*PASSAGE TO READ:*
Capacity issues delay some Mid-Ohio Valley restaurant openings
To curb the spread of the novel coronavirus, restaurants are only allowed to operate at 50 percent of their normal capacity.
“Basically, our restaurant is so small … I would only be able to put 11 people in my dining room,” said Amy Cochran, co-owner of The Root Beer Shack on Staunton Avenue in Parkersburg.
With 6 feet of distance required between family groups, even that would be a challenge, she said. And only two of the restaurant’s four outdoor tables could be used.
“It’s hard for small business that have smaller properties to adhere to all that,” Cochran said.
For now, the eatery is serving customers via drive-through and pickup only. And thanks to a loyal, understanding group of customers, Cochran said, the Root Beer Shack is surviving.

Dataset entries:
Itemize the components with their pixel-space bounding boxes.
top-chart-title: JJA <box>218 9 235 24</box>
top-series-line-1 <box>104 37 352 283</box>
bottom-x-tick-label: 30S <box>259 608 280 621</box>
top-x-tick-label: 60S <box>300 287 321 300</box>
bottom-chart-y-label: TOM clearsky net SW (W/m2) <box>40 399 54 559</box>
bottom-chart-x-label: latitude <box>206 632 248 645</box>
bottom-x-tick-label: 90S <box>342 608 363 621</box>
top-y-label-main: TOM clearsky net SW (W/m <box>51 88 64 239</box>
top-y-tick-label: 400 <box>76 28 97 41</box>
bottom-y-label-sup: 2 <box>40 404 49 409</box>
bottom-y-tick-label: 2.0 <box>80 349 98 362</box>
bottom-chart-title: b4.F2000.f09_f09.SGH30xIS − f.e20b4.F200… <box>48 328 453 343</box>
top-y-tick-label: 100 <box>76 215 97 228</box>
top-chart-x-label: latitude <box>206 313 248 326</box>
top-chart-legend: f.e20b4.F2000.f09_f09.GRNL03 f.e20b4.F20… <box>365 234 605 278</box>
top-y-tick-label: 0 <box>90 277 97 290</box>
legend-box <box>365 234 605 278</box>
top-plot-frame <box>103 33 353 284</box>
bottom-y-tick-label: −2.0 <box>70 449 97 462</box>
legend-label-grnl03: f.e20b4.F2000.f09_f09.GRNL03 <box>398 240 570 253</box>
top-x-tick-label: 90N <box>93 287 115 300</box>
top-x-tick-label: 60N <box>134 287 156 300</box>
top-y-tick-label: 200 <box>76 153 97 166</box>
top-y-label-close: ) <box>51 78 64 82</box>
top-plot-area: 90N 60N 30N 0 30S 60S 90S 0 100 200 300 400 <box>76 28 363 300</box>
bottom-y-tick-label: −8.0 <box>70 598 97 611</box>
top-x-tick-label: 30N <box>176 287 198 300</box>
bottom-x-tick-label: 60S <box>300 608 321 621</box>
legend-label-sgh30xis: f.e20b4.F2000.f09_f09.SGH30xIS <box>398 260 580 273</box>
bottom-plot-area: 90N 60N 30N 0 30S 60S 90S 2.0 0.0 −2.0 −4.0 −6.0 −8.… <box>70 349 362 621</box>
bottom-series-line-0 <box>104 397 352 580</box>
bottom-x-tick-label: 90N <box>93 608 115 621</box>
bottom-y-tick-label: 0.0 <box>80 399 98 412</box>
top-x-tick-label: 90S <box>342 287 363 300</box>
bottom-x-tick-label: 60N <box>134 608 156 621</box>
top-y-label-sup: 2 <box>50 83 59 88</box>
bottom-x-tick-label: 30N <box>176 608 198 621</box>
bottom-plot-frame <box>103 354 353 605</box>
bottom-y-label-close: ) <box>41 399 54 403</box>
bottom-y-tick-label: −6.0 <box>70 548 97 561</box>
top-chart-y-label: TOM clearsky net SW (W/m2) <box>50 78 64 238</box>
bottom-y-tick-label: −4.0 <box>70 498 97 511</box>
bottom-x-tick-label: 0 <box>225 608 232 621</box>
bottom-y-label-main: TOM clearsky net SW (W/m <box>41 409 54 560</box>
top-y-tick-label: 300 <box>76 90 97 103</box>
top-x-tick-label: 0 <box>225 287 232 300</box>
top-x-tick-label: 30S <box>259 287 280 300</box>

*WORK ITEM:*
In the article about restaurant openings in the Mid-Ohio Valley, how is the Root Beer Shack serving customers for now?

*EXERCISE SOLUTION:*
Through drive-through and pickup only.